Written task:
Report all lines holding "päiväkodinjohtaja".

***** Supplied entries

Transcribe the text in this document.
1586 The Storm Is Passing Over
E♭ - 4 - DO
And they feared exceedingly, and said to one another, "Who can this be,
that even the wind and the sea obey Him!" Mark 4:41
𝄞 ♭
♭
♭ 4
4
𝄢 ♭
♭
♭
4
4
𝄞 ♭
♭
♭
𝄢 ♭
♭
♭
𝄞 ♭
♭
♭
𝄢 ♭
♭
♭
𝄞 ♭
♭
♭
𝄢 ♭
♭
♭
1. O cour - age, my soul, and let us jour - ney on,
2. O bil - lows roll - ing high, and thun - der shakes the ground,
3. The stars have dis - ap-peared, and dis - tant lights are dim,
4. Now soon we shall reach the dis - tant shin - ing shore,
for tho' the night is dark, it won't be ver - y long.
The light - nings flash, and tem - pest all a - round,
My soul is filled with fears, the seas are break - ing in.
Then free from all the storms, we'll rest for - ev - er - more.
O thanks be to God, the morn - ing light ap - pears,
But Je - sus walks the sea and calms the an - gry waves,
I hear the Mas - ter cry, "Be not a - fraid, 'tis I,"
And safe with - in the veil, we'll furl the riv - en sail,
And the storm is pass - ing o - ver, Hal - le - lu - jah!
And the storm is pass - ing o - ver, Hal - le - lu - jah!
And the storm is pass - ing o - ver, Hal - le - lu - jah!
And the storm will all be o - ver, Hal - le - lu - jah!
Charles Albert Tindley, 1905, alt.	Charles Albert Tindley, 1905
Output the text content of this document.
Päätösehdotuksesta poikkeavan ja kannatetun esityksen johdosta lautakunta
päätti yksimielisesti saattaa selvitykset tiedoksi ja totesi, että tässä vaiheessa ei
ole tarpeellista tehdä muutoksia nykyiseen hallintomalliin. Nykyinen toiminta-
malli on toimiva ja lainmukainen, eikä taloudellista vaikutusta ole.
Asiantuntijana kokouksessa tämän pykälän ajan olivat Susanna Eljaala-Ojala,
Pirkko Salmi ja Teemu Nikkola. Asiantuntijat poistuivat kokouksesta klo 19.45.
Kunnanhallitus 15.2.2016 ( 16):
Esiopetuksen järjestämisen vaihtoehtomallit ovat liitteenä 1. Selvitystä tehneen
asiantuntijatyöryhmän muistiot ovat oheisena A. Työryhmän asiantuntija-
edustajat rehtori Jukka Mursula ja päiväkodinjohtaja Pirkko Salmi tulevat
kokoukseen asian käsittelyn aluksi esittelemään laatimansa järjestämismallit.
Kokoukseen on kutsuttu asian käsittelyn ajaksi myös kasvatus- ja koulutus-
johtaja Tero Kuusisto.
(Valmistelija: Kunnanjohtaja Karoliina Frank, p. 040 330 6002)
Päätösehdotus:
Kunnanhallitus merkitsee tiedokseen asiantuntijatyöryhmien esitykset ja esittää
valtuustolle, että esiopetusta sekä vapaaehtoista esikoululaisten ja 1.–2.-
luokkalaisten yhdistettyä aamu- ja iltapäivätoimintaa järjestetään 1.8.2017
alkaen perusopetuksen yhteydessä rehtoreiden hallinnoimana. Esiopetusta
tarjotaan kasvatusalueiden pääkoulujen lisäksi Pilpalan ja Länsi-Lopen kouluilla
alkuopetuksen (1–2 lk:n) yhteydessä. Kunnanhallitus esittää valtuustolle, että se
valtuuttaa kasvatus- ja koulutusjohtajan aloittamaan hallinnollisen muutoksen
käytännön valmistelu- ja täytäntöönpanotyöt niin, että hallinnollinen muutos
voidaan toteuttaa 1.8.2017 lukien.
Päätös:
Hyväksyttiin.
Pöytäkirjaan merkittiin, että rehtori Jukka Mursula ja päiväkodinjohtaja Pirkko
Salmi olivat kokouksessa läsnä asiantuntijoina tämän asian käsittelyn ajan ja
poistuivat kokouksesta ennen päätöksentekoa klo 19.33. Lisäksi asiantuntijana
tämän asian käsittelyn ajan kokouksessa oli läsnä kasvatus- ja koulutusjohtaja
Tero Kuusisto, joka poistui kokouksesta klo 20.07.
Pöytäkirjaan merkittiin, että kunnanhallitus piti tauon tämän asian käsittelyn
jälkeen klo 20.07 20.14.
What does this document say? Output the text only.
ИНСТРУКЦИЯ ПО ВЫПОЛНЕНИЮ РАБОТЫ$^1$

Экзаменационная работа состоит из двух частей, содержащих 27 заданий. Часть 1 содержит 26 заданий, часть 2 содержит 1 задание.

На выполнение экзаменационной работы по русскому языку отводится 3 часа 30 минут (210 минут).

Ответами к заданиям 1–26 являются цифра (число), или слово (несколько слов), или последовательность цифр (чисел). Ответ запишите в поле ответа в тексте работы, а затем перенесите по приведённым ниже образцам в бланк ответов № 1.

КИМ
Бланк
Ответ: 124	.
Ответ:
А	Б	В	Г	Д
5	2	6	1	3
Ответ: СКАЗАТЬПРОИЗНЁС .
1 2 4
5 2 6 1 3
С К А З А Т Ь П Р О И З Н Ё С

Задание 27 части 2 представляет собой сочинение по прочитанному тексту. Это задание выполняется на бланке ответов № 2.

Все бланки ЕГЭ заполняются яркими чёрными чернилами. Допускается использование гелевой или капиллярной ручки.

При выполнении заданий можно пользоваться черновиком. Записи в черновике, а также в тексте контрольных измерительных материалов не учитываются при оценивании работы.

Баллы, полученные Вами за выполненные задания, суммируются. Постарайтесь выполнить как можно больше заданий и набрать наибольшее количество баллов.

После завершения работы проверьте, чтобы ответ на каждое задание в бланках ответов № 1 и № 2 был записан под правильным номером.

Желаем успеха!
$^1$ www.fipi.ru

**********

Result below:
edustajat rehtori Jukka Mursula ja päiväkodinjohtaja Pirkko Salmi tulevat
Pöytäkirjaan merkittiin, että rehtori Jukka Mursula ja päiväkodinjohtaja Pirkko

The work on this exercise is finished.